● **Requirement**: Consider the data that follows and state how many lines contain the string "United", using the number alone.

* START Record set *

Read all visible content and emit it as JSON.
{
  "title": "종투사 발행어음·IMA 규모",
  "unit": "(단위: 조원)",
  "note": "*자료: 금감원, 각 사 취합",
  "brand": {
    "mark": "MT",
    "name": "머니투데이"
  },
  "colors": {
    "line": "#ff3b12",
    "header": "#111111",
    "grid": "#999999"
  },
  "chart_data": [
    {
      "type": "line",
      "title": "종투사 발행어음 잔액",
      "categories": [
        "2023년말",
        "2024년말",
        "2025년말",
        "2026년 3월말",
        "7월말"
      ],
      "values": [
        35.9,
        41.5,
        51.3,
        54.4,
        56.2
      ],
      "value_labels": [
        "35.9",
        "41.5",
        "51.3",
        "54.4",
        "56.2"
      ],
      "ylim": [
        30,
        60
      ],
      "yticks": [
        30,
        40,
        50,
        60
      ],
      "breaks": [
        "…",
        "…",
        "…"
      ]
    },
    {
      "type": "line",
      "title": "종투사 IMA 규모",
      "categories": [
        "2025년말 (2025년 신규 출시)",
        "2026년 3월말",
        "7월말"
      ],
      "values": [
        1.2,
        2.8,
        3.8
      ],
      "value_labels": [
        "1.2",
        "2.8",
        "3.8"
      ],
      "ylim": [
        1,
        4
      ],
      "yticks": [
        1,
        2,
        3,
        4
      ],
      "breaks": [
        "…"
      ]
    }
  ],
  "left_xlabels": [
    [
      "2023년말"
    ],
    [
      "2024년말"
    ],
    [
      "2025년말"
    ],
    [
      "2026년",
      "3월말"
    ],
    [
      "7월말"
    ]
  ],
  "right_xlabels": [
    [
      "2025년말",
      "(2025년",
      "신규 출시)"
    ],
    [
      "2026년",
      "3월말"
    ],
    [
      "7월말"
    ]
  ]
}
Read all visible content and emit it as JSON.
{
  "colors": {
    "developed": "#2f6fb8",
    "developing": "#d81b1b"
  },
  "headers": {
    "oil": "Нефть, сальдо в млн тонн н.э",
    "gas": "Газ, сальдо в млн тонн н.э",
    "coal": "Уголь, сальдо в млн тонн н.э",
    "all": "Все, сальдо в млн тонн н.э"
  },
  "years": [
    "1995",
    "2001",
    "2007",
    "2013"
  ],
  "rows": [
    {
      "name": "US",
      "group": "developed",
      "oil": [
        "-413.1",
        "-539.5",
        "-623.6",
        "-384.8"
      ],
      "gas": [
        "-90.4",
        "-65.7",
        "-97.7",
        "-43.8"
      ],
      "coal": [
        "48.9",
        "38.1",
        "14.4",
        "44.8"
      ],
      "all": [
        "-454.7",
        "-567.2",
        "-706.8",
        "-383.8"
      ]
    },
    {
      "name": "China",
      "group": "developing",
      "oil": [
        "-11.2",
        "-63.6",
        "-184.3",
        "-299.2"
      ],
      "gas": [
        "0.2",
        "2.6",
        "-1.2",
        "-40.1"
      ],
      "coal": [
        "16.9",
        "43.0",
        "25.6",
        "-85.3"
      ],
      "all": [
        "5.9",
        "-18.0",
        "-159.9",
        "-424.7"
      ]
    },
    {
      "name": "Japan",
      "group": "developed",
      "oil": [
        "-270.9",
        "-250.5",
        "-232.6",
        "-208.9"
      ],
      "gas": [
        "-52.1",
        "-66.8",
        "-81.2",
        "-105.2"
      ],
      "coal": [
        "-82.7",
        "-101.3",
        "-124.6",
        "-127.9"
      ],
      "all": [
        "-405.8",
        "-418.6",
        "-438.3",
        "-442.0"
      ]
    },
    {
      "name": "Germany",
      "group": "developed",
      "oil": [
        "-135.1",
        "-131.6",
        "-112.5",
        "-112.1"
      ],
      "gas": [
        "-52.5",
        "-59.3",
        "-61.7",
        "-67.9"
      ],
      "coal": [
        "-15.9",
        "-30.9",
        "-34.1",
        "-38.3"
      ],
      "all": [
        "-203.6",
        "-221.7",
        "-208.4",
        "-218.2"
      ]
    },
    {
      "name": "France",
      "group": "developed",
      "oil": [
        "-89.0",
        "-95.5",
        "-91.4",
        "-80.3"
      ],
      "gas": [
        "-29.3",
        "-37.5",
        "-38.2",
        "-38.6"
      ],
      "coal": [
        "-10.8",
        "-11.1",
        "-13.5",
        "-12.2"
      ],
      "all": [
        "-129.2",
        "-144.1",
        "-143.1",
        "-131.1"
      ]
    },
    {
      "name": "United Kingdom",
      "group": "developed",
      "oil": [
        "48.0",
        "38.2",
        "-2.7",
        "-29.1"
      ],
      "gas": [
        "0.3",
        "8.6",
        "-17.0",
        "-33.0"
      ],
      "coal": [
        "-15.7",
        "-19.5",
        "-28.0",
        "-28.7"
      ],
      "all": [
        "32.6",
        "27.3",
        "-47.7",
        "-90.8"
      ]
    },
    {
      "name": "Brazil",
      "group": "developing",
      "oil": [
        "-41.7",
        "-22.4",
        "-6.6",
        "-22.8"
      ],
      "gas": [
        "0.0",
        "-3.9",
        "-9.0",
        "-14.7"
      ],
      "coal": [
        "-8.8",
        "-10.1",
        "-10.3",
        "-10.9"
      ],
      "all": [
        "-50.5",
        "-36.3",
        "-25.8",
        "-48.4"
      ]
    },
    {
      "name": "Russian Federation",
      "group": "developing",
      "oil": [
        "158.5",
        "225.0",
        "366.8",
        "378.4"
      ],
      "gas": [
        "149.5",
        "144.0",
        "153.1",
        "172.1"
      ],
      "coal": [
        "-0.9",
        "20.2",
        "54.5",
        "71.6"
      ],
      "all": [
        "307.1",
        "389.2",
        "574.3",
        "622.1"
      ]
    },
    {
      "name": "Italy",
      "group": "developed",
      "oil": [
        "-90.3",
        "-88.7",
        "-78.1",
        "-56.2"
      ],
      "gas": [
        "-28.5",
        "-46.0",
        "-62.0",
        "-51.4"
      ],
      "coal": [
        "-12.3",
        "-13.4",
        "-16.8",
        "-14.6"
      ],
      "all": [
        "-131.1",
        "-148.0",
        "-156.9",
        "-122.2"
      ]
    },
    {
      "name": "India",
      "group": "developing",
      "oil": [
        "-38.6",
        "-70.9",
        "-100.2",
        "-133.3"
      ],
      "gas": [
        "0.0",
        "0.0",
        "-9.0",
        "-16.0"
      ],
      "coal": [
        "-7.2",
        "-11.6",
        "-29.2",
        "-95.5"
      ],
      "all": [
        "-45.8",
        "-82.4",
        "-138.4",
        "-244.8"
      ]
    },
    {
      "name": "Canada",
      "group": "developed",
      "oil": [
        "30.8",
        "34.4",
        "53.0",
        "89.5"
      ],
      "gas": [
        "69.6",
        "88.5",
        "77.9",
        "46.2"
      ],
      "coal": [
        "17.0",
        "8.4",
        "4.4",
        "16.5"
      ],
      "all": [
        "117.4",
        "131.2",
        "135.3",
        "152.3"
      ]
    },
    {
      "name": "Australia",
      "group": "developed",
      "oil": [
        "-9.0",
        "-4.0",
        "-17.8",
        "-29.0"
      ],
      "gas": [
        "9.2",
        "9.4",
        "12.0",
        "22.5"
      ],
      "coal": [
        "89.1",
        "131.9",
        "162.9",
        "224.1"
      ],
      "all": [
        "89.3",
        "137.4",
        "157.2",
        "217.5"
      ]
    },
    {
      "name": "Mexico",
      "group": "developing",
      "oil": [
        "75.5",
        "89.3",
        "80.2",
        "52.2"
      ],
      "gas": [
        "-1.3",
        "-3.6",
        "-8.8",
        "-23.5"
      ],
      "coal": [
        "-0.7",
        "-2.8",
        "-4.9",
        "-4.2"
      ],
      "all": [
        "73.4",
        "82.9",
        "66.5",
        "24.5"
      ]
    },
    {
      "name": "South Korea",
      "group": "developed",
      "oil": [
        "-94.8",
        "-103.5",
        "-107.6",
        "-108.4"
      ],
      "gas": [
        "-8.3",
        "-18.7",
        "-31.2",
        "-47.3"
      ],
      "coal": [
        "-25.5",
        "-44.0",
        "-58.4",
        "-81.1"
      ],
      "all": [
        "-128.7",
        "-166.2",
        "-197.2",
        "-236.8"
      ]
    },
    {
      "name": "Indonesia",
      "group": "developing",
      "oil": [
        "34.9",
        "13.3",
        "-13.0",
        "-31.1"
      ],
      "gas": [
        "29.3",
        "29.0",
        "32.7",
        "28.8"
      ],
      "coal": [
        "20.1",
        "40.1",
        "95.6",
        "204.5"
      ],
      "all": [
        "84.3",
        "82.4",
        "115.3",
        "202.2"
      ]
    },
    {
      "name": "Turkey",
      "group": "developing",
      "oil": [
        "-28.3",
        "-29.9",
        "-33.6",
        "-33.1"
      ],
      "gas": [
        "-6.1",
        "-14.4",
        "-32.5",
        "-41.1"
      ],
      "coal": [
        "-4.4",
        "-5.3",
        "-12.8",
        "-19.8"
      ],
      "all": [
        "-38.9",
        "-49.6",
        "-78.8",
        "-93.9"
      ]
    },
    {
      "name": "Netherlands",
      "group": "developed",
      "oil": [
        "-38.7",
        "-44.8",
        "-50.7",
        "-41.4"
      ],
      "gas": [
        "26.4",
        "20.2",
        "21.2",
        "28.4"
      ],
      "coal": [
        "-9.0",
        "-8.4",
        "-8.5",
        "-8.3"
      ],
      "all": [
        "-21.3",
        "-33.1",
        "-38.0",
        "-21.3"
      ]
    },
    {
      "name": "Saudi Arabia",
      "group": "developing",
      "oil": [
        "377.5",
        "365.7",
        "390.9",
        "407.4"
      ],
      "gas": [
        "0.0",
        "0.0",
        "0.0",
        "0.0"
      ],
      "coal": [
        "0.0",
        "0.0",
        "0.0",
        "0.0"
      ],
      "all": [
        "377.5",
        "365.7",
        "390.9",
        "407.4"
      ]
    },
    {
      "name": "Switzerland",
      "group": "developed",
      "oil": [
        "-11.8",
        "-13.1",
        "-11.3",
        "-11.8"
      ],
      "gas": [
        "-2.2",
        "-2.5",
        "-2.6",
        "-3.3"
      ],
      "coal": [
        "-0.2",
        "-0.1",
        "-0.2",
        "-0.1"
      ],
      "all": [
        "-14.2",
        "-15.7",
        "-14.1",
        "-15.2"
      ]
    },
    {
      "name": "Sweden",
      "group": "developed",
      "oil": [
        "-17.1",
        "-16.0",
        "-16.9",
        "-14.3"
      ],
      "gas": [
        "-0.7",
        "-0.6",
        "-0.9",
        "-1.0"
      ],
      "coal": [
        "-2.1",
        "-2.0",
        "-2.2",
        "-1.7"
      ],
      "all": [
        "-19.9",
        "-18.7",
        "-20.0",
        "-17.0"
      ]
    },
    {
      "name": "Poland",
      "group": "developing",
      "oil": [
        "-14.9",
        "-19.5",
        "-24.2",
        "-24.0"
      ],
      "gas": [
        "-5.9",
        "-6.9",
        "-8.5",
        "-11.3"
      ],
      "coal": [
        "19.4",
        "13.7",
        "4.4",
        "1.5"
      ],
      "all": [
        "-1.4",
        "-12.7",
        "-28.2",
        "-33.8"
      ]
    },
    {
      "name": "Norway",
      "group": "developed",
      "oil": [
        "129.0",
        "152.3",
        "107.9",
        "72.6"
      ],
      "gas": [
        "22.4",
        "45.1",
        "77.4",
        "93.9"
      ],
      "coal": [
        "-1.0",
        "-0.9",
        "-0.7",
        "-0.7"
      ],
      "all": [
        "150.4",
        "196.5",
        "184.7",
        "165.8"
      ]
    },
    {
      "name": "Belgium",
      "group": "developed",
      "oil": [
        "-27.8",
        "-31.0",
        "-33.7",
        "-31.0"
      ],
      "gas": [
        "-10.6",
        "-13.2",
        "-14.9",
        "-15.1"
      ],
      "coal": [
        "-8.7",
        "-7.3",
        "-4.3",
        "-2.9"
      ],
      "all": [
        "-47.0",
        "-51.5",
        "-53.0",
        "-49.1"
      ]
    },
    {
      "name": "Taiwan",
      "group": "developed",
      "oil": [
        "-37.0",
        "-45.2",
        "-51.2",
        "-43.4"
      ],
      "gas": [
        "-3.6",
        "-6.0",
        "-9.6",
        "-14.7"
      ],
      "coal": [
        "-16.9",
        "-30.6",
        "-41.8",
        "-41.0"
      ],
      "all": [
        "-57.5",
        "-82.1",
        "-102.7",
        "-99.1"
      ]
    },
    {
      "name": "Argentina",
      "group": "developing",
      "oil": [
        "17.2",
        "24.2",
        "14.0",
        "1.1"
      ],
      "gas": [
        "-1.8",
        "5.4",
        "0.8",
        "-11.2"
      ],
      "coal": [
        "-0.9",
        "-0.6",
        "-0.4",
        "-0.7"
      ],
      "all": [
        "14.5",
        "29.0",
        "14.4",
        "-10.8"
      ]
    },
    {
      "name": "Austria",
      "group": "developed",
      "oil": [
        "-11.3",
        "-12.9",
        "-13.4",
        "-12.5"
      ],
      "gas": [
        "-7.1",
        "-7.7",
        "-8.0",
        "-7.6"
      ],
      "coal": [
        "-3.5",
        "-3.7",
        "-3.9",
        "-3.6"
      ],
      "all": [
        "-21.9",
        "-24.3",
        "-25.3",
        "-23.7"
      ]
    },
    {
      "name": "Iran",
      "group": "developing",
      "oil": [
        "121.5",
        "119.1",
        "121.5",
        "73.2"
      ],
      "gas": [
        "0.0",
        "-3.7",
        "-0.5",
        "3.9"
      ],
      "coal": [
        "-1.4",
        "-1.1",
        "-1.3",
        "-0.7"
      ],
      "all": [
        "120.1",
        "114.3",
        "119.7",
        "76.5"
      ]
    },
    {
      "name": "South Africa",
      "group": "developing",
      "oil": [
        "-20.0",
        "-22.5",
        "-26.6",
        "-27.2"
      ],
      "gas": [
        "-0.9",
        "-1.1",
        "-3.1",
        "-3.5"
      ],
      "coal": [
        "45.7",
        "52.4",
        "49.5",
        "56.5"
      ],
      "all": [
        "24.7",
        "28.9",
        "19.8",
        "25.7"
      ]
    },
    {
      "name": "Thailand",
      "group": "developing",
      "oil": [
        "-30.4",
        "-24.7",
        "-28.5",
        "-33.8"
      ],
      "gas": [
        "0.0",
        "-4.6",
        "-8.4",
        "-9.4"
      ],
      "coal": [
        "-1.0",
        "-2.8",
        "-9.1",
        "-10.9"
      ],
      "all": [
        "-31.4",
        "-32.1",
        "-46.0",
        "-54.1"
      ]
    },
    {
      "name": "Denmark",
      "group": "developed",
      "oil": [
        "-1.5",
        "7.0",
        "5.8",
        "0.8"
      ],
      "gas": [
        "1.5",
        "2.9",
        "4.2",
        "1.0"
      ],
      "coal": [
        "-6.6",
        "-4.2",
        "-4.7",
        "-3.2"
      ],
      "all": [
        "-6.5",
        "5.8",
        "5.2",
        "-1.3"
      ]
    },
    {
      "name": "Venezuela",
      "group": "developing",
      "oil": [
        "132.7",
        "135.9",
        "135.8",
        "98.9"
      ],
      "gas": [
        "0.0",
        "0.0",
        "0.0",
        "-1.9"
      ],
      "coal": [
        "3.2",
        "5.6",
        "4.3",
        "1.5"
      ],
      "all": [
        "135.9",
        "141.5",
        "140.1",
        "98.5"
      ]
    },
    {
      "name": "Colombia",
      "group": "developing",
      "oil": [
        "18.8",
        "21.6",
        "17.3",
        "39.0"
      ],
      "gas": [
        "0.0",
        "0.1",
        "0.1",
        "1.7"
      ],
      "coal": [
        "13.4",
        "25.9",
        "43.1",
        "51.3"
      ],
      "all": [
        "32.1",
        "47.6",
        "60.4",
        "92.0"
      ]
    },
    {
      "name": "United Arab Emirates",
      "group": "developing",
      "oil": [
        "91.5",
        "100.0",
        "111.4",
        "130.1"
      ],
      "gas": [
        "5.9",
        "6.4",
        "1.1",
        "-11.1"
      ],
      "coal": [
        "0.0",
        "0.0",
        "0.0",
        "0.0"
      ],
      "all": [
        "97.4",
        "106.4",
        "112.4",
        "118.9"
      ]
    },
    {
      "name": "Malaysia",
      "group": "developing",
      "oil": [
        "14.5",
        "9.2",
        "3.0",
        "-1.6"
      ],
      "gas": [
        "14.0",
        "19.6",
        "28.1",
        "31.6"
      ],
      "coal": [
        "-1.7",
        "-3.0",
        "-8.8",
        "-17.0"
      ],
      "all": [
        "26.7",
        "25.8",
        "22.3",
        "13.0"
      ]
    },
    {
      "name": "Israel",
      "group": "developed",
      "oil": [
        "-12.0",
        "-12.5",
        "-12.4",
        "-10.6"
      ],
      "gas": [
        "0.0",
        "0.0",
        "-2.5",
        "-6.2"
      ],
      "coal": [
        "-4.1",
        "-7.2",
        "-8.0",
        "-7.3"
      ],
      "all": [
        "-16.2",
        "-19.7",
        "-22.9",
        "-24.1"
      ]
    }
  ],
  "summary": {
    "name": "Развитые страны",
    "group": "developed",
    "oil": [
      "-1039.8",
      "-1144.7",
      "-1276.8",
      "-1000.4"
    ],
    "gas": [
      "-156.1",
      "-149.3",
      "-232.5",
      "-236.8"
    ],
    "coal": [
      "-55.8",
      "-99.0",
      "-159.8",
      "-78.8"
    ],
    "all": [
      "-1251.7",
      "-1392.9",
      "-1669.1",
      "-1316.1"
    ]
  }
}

* END Record set *

● **Answer to the exercise**: 2